_Problem_. Give an exact transcription of every line, dropping the images.

_Provided data_.
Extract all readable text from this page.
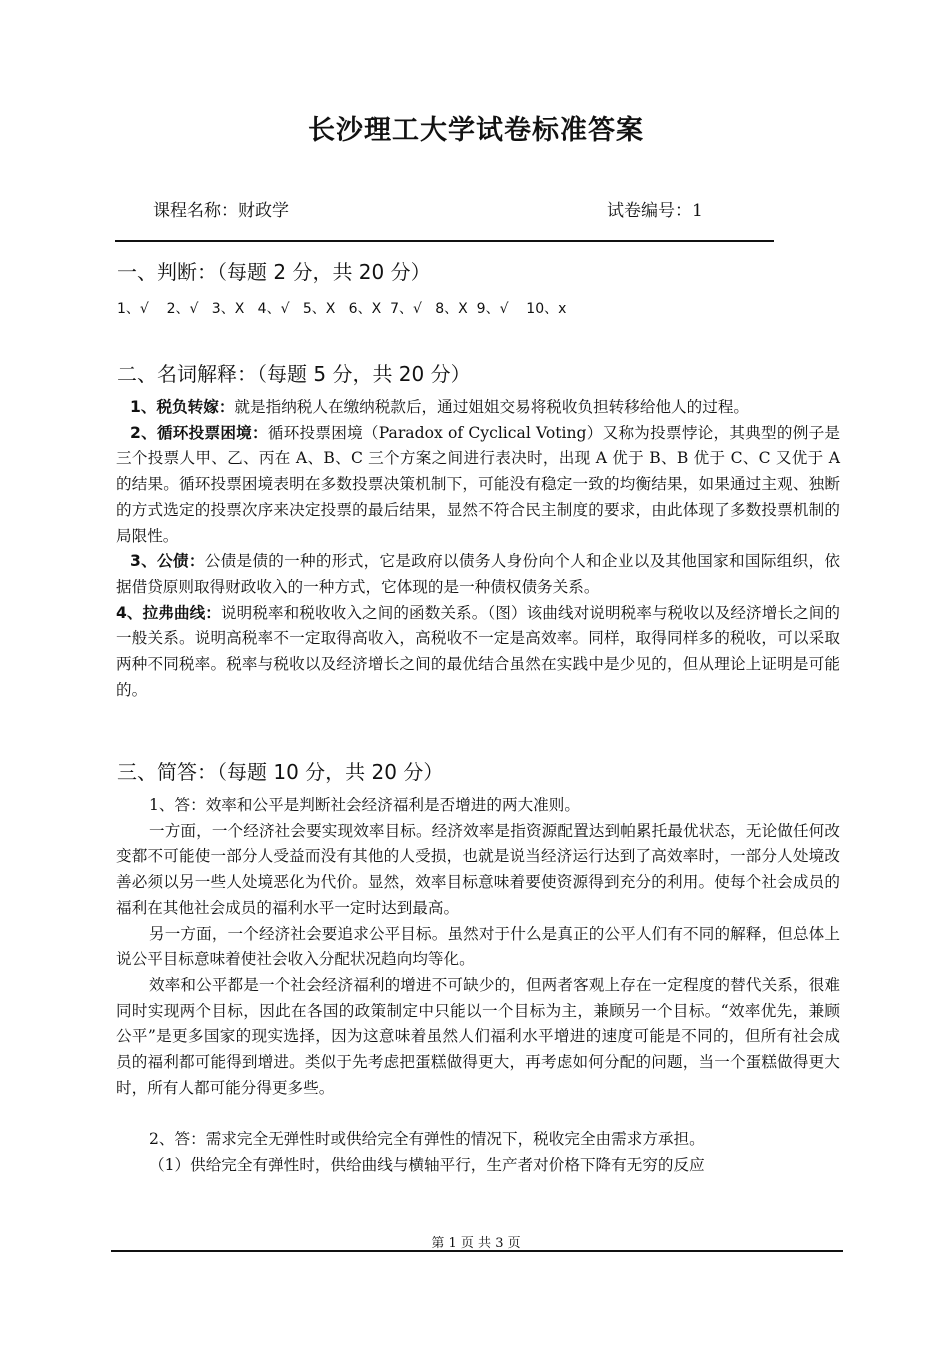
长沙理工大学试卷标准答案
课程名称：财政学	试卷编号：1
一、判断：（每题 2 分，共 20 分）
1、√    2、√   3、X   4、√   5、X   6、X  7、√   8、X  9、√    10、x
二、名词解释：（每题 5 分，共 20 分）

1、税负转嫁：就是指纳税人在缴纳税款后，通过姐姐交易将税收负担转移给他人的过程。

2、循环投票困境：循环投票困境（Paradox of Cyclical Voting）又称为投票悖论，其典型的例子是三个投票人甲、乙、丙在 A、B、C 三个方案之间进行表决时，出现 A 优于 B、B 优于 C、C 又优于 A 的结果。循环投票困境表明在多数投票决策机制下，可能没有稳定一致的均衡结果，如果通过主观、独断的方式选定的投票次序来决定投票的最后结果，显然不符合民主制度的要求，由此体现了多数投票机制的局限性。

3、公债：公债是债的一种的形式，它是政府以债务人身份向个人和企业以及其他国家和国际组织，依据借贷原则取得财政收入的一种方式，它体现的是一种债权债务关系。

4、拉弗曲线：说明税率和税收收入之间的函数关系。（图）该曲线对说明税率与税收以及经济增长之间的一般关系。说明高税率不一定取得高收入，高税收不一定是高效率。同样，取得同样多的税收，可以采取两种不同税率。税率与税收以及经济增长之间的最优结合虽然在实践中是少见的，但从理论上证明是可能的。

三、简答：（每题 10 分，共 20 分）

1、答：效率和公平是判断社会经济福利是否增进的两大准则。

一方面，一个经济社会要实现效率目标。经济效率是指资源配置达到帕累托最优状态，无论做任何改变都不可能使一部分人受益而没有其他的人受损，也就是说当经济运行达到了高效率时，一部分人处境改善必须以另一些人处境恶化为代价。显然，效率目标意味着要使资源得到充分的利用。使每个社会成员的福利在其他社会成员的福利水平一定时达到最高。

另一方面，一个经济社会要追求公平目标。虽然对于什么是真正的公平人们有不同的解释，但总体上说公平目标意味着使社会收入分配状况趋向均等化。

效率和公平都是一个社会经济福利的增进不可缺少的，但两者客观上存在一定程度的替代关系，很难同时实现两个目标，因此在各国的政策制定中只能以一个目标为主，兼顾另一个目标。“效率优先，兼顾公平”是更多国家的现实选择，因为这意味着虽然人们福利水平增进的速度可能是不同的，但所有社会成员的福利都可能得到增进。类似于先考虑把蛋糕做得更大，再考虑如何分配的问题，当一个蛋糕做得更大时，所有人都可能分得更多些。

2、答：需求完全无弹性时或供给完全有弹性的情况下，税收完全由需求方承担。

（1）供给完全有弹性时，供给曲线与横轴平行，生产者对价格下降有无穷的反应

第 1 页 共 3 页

_Answer for this exercise_.
Extract all readable text from this page.
长沙理工大学试卷标准答案
课程名称：财政学	试卷编号：1
一、判断：（每题 2 分，共 20 分）
1、√    2、√   3、X   4、√   5、X   6、X  7、√   8、X  9、√    10、x
二、名词解释：（每题 5 分，共 20 分）

1、税负转嫁：就是指纳税人在缴纳税款后，通过姐姐交易将税收负担转移给他人的过程。

2、循环投票困境：循环投票困境（Paradox of Cyclical Voting）又称为投票悖论，其典型的例子是三个投票人甲、乙、丙在 A、B、C 三个方案之间进行表决时，出现 A 优于 B、B 优于 C、C 又优于 A 的结果。循环投票困境表明在多数投票决策机制下，可能没有稳定一致的均衡结果，如果通过主观、独断的方式选定的投票次序来决定投票的最后结果，显然不符合民主制度的要求，由此体现了多数投票机制的局限性。

3、公债：公债是债的一种的形式，它是政府以债务人身份向个人和企业以及其他国家和国际组织，依据借贷原则取得财政收入的一种方式，它体现的是一种债权债务关系。

4、拉弗曲线：说明税率和税收收入之间的函数关系。（图）该曲线对说明税率与税收以及经济增长之间的一般关系。说明高税率不一定取得高收入，高税收不一定是高效率。同样，取得同样多的税收，可以采取两种不同税率。税率与税收以及经济增长之间的最优结合虽然在实践中是少见的，但从理论上证明是可能的。

三、简答：（每题 10 分，共 20 分）

1、答：效率和公平是判断社会经济福利是否增进的两大准则。

一方面，一个经济社会要实现效率目标。经济效率是指资源配置达到帕累托最优状态，无论做任何改变都不可能使一部分人受益而没有其他的人受损，也就是说当经济运行达到了高效率时，一部分人处境改善必须以另一些人处境恶化为代价。显然，效率目标意味着要使资源得到充分的利用。使每个社会成员的福利在其他社会成员的福利水平一定时达到最高。

另一方面，一个经济社会要追求公平目标。虽然对于什么是真正的公平人们有不同的解释，但总体上说公平目标意味着使社会收入分配状况趋向均等化。

效率和公平都是一个社会经济福利的增进不可缺少的，但两者客观上存在一定程度的替代关系，很难同时实现两个目标，因此在各国的政策制定中只能以一个目标为主，兼顾另一个目标。“效率优先，兼顾公平”是更多国家的现实选择，因为这意味着虽然人们福利水平增进的速度可能是不同的，但所有社会成员的福利都可能得到增进。类似于先考虑把蛋糕做得更大，再考虑如何分配的问题，当一个蛋糕做得更大时，所有人都可能分得更多些。

2、答：需求完全无弹性时或供给完全有弹性的情况下，税收完全由需求方承担。

（1）供给完全有弹性时，供给曲线与横轴平行，生产者对价格下降有无穷的反应

第 1 页 共 3 页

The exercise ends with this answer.